Page extract:
This is the first report of an antibody response to carbamylated α-enolase in RA. Previous reports on anti-CarP antibodies in RA have focused mainly on carbamylated fibrinogen or the complex protein mixture of carbamylated fetal calf serum [13, 2022, 24, 25], and recently a report was published on antibodies against carbamylated vimentin (26). Our study suggests that the anti-CarP antibody response in RA can be explained by cross-reactive ACPA. This conclusion was particularly evident from immunoblotting experiments using affinity-purified anti-CCP2 IgG molecules. Purified ACPA bound not only citrullinated α-enolase and citrullinated fibrinogen, but also carbamylated α-enolase and -fibrinogen, while unmodified proteins were not targeted, and importantly, ACPA-depleted IgG was not able to recognize citrullinated or carbamylated epitopes. Notably, the two earliest reports linking carbamylation to the development of arthritis in mouse models already describe cross-reactivity between citrulline- and homocitrulline-containing epitopes [17, 18].

Record set:
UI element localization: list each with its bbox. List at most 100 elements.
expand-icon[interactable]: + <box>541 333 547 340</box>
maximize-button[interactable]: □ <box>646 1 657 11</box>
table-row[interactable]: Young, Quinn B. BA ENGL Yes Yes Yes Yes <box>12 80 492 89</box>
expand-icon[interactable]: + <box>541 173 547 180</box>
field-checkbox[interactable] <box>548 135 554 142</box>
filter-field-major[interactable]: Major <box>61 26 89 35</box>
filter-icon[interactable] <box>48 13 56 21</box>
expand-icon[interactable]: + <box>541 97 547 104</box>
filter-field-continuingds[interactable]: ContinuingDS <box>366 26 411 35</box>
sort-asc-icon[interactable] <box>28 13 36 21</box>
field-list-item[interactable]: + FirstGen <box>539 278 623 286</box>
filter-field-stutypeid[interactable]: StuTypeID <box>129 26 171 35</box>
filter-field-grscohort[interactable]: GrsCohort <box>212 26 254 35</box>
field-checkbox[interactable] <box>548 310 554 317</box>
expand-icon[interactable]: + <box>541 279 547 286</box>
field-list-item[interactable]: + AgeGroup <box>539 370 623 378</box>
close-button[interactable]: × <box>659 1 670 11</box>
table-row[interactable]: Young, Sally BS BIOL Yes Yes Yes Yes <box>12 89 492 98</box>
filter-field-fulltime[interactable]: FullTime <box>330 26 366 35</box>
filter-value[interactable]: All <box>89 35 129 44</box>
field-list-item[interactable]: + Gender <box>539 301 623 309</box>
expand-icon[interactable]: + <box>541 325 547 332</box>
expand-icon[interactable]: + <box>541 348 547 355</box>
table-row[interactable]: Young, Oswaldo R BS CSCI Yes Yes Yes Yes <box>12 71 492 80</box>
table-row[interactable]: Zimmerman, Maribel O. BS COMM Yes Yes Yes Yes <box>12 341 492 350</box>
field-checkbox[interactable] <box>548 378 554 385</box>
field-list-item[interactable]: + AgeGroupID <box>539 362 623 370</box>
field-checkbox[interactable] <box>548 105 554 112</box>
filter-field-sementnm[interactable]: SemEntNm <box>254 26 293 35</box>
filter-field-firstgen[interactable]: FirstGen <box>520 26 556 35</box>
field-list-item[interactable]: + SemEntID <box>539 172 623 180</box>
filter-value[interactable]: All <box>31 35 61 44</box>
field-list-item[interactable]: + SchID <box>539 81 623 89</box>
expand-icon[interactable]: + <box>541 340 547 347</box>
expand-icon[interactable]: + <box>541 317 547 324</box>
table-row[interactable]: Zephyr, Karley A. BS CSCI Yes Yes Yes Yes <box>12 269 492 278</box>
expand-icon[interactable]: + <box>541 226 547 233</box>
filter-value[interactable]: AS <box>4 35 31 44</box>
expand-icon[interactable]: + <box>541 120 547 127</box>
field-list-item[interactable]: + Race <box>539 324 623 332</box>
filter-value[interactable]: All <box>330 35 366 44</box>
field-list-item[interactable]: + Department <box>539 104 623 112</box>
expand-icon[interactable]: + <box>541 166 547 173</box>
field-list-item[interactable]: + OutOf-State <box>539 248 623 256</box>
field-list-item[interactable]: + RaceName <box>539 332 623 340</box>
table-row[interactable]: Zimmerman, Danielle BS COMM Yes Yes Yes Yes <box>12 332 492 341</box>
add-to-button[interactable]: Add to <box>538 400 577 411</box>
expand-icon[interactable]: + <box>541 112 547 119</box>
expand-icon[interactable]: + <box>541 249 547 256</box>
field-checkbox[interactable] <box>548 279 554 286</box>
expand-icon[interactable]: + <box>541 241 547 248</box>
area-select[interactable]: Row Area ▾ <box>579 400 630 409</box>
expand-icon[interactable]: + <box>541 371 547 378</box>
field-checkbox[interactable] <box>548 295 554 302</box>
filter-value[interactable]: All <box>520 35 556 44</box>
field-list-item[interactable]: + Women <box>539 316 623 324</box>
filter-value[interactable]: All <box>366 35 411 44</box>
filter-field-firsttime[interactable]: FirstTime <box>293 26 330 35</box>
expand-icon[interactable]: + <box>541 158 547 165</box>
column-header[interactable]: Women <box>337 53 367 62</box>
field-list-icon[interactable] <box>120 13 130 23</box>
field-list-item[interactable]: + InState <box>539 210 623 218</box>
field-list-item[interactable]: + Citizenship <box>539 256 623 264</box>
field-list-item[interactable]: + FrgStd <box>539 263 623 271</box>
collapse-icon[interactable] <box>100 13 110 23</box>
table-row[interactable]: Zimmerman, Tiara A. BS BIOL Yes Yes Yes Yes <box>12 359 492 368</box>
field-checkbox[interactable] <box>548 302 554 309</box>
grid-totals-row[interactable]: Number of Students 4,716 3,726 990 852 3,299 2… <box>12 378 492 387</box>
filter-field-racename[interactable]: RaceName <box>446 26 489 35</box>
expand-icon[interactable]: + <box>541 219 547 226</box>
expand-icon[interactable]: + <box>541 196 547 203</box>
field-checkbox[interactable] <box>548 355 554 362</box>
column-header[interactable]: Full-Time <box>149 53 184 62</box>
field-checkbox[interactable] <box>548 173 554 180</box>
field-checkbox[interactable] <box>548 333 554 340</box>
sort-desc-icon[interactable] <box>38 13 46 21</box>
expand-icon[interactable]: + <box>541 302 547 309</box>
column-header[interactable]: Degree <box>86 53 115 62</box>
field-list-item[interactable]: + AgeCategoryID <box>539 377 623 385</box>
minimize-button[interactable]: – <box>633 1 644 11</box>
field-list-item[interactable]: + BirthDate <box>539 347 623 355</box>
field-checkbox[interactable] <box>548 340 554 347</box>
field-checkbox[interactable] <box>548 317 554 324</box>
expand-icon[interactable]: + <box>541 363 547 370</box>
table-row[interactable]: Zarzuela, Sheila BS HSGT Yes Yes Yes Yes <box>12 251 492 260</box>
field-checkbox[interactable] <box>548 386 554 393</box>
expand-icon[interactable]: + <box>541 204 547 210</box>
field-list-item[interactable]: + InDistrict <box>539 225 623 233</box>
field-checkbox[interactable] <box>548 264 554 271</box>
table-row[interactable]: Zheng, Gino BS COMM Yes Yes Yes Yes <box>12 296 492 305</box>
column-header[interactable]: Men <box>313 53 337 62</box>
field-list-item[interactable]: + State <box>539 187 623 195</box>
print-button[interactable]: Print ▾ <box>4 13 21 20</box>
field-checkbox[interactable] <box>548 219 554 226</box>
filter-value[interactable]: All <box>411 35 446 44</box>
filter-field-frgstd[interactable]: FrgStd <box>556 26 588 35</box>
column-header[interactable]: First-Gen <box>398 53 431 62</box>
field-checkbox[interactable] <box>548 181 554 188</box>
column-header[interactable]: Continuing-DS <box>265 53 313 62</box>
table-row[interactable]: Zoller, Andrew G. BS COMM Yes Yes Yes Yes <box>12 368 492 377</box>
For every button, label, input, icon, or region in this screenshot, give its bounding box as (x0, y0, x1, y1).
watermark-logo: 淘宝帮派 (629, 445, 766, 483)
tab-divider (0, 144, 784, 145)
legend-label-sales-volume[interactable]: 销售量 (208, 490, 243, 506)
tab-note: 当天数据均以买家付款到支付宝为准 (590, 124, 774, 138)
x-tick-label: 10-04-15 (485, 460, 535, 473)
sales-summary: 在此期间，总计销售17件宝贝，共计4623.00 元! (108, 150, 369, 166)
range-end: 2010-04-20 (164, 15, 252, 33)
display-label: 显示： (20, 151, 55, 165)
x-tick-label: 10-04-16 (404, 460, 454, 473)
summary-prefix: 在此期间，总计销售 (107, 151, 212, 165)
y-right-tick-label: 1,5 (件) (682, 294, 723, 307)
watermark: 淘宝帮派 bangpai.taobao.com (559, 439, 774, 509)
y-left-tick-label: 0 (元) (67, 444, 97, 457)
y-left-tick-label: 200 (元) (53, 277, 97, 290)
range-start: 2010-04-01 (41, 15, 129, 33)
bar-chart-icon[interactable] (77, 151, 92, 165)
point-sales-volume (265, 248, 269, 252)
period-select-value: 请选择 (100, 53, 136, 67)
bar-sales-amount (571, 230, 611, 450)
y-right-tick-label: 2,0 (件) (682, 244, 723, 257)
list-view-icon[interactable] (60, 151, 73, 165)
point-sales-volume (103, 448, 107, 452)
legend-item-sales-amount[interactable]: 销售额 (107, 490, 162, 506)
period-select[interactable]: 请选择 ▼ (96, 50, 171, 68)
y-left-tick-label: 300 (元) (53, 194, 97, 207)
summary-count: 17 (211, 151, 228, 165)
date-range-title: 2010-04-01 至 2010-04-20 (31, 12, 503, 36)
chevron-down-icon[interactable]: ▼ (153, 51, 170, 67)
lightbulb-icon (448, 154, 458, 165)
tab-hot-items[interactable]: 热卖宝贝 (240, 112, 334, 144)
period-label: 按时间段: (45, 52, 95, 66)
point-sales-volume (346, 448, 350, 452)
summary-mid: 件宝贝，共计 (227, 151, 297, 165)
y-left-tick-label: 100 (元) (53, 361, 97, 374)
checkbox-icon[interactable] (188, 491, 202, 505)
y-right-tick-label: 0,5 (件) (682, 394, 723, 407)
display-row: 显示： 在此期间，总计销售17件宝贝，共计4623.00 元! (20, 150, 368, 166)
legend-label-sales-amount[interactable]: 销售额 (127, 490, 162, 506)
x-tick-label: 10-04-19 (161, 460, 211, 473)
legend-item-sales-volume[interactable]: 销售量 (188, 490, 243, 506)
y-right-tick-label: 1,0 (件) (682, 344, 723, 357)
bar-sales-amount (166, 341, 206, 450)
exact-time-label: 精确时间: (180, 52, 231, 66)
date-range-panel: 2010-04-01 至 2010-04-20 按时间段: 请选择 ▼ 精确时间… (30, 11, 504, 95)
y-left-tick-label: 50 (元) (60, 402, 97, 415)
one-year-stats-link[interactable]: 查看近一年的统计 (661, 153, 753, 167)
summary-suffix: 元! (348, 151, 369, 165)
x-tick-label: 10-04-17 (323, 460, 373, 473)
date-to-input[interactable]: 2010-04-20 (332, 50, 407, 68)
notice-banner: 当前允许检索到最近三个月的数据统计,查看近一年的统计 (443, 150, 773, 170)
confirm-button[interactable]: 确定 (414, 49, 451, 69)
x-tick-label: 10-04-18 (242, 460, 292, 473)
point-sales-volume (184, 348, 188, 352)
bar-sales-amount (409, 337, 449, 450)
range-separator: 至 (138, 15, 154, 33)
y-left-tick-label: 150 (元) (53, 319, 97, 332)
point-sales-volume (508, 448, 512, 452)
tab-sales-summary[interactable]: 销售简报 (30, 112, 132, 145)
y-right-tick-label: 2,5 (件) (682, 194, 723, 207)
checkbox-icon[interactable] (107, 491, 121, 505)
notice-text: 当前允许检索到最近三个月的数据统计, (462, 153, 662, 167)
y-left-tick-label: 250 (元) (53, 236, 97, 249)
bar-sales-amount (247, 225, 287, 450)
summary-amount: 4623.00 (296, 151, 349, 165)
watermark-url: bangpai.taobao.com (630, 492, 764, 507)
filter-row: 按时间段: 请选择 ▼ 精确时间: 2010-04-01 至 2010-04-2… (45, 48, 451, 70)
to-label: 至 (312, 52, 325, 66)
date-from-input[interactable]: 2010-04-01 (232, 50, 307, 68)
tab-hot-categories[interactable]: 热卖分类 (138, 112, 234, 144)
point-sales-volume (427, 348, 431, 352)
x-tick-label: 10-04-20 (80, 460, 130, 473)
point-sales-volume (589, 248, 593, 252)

What is required: Return the passage above on antibodies to carbamylated α-enolase in RA verbatim, in full.

Reply:
This is the first report of an antibody response to carbamylated α-enolase in RA. Previous reports on anti-CarP antibodies in RA have focused mainly on carbamylated fibrinogen or the complex protein mixture of carbamylated fetal calf serum [13, 2022, 24, 25], and recently a report was published on antibodies against carbamylated vimentin (26). Our study suggests that the anti-CarP antibody response in RA can be explained by cross-reactive ACPA. This conclusion was particularly evident from immunoblotting experiments using affinity-purified anti-CCP2 IgG molecules. Purified ACPA bound not only citrullinated α-enolase and citrullinated fibrinogen, but also carbamylated α-enolase and -fibrinogen, while unmodified proteins were not targeted, and importantly, ACPA-depleted IgG was not able to recognize citrullinated or carbamylated epitopes. Notably, the two earliest reports linking carbamylation to the development of arthritis in mouse models already describe cross-reactivity between citrulline- and homocitrulline-containing epitopes [17, 18].